Exercise directions - Write out the data below in full. Keep it exact.

The input -
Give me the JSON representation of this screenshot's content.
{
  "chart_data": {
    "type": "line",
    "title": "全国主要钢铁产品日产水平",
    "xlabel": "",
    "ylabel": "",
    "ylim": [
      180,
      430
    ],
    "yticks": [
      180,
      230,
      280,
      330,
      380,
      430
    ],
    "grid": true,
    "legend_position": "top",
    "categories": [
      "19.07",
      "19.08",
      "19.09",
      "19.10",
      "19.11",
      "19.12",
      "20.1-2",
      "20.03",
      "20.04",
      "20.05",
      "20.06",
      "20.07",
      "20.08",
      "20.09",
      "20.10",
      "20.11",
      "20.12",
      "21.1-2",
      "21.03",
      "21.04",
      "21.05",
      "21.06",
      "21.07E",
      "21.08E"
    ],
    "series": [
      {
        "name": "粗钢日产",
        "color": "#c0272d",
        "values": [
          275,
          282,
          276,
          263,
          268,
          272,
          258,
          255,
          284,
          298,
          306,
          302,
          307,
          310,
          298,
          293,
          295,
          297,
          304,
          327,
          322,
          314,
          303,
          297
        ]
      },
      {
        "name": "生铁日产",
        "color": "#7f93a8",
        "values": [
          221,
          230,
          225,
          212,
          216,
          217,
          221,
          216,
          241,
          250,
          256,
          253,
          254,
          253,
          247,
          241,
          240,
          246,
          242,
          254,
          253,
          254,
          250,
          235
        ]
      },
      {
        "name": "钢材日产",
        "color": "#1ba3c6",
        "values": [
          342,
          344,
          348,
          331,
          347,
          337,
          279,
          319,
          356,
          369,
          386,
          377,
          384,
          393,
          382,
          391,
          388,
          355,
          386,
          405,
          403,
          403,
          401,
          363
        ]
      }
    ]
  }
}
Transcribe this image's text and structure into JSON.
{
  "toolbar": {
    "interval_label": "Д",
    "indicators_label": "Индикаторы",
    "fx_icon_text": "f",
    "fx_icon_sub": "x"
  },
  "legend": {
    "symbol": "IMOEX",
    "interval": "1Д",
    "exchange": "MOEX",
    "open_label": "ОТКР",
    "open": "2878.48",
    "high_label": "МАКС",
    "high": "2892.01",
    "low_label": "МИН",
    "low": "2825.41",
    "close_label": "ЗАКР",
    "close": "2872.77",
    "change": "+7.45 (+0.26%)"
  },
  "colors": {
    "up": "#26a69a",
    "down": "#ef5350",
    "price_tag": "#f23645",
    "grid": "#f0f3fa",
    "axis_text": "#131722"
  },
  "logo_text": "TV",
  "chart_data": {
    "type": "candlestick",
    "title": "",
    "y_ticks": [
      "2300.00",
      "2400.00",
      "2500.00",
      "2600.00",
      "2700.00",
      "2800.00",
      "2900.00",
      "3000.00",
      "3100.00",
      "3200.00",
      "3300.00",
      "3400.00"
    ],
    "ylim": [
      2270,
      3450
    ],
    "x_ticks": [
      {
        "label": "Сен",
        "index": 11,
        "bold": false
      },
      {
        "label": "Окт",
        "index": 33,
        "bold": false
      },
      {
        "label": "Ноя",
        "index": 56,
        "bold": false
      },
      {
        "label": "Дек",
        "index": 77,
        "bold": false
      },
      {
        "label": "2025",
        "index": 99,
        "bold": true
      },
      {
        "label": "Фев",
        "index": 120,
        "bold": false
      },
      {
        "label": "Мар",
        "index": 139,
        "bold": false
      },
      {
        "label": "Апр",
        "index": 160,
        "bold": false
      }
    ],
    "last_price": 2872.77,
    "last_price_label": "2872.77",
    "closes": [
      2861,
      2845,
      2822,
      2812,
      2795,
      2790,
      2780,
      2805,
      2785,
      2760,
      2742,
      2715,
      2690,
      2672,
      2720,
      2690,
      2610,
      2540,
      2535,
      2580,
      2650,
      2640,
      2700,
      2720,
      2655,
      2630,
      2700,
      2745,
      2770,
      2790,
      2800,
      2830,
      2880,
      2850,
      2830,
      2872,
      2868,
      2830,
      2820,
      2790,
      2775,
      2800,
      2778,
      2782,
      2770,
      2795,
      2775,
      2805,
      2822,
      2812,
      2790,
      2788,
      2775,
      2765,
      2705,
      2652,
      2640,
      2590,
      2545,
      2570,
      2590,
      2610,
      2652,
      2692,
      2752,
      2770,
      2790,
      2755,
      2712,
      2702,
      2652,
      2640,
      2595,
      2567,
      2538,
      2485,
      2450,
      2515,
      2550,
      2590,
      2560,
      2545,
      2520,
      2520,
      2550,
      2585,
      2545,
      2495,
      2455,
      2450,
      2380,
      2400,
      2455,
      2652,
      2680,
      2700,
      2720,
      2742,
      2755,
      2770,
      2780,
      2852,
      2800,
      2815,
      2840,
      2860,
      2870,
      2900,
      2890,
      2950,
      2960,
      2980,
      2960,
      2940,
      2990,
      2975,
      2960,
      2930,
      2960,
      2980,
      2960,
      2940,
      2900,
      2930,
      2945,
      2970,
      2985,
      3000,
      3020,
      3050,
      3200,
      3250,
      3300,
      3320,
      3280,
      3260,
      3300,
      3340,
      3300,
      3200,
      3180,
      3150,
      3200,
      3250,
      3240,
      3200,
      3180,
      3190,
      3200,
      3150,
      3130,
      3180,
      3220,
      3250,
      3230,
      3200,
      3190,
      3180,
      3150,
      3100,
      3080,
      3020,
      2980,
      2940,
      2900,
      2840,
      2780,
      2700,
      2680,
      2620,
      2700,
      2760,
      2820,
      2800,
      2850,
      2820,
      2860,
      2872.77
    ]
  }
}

Written solution -
Give me the JSON representation of this screenshot's content.
{
  "chart_data": {
    "type": "line",
    "title": "全国主要钢铁产品日产水平",
    "xlabel": "",
    "ylabel": "",
    "ylim": [
      180,
      430
    ],
    "yticks": [
      180,
      230,
      280,
      330,
      380,
      430
    ],
    "grid": true,
    "legend_position": "top",
    "categories": [
      "19.07",
      "19.08",
      "19.09",
      "19.10",
      "19.11",
      "19.12",
      "20.1-2",
      "20.03",
      "20.04",
      "20.05",
      "20.06",
      "20.07",
      "20.08",
      "20.09",
      "20.10",
      "20.11",
      "20.12",
      "21.1-2",
      "21.03",
      "21.04",
      "21.05",
      "21.06",
      "21.07E",
      "21.08E"
    ],
    "series": [
      {
        "name": "粗钢日产",
        "color": "#c0272d",
        "values": [
          275,
          282,
          276,
          263,
          268,
          272,
          258,
          255,
          284,
          298,
          306,
          302,
          307,
          310,
          298,
          293,
          295,
          297,
          304,
          327,
          322,
          314,
          303,
          297
        ]
      },
      {
        "name": "生铁日产",
        "color": "#7f93a8",
        "values": [
          221,
          230,
          225,
          212,
          216,
          217,
          221,
          216,
          241,
          250,
          256,
          253,
          254,
          253,
          247,
          241,
          240,
          246,
          242,
          254,
          253,
          254,
          250,
          235
        ]
      },
      {
        "name": "钢材日产",
        "color": "#1ba3c6",
        "values": [
          342,
          344,
          348,
          331,
          347,
          337,
          279,
          319,
          356,
          369,
          386,
          377,
          384,
          393,
          382,
          391,
          388,
          355,
          386,
          405,
          403,
          403,
          401,
          363
        ]
      }
    ]
  }
}
Transcribe this image's text and structure into JSON.
{
  "toolbar": {
    "interval_label": "Д",
    "indicators_label": "Индикаторы",
    "fx_icon_text": "f",
    "fx_icon_sub": "x"
  },
  "legend": {
    "symbol": "IMOEX",
    "interval": "1Д",
    "exchange": "MOEX",
    "open_label": "ОТКР",
    "open": "2878.48",
    "high_label": "МАКС",
    "high": "2892.01",
    "low_label": "МИН",
    "low": "2825.41",
    "close_label": "ЗАКР",
    "close": "2872.77",
    "change": "+7.45 (+0.26%)"
  },
  "colors": {
    "up": "#26a69a",
    "down": "#ef5350",
    "price_tag": "#f23645",
    "grid": "#f0f3fa",
    "axis_text": "#131722"
  },
  "logo_text": "TV",
  "chart_data": {
    "type": "candlestick",
    "title": "",
    "y_ticks": [
      "2300.00",
      "2400.00",
      "2500.00",
      "2600.00",
      "2700.00",
      "2800.00",
      "2900.00",
      "3000.00",
      "3100.00",
      "3200.00",
      "3300.00",
      "3400.00"
    ],
    "ylim": [
      2270,
      3450
    ],
    "x_ticks": [
      {
        "label": "Сен",
        "index": 11,
        "bold": false
      },
      {
        "label": "Окт",
        "index": 33,
        "bold": false
      },
      {
        "label": "Ноя",
        "index": 56,
        "bold": false
      },
      {
        "label": "Дек",
        "index": 77,
        "bold": false
      },
      {
        "label": "2025",
        "index": 99,
        "bold": true
      },
      {
        "label": "Фев",
        "index": 120,
        "bold": false
      },
      {
        "label": "Мар",
        "index": 139,
        "bold": false
      },
      {
        "label": "Апр",
        "index": 160,
        "bold": false
      }
    ],
    "last_price": 2872.77,
    "last_price_label": "2872.77",
    "closes": [
      2861,
      2845,
      2822,
      2812,
      2795,
      2790,
      2780,
      2805,
      2785,
      2760,
      2742,
      2715,
      2690,
      2672,
      2720,
      2690,
      2610,
      2540,
      2535,
      2580,
      2650,
      2640,
      2700,
      2720,
      2655,
      2630,
      2700,
      2745,
      2770,
      2790,
      2800,
      2830,
      2880,
      2850,
      2830,
      2872,
      2868,
      2830,
      2820,
      2790,
      2775,
      2800,
      2778,
      2782,
      2770,
      2795,
      2775,
      2805,
      2822,
      2812,
      2790,
      2788,
      2775,
      2765,
      2705,
      2652,
      2640,
      2590,
      2545,
      2570,
      2590,
      2610,
      2652,
      2692,
      2752,
      2770,
      2790,
      2755,
      2712,
      2702,
      2652,
      2640,
      2595,
      2567,
      2538,
      2485,
      2450,
      2515,
      2550,
      2590,
      2560,
      2545,
      2520,
      2520,
      2550,
      2585,
      2545,
      2495,
      2455,
      2450,
      2380,
      2400,
      2455,
      2652,
      2680,
      2700,
      2720,
      2742,
      2755,
      2770,
      2780,
      2852,
      2800,
      2815,
      2840,
      2860,
      2870,
      2900,
      2890,
      2950,
      2960,
      2980,
      2960,
      2940,
      2990,
      2975,
      2960,
      2930,
      2960,
      2980,
      2960,
      2940,
      2900,
      2930,
      2945,
      2970,
      2985,
      3000,
      3020,
      3050,
      3200,
      3250,
      3300,
      3320,
      3280,
      3260,
      3300,
      3340,
      3300,
      3200,
      3180,
      3150,
      3200,
      3250,
      3240,
      3200,
      3180,
      3190,
      3200,
      3150,
      3130,
      3180,
      3220,
      3250,
      3230,
      3200,
      3190,
      3180,
      3150,
      3100,
      3080,
      3020,
      2980,
      2940,
      2900,
      2840,
      2780,
      2700,
      2680,
      2620,
      2700,
      2760,
      2820,
      2800,
      2850,
      2820,
      2860,
      2872.77
    ]
  }
}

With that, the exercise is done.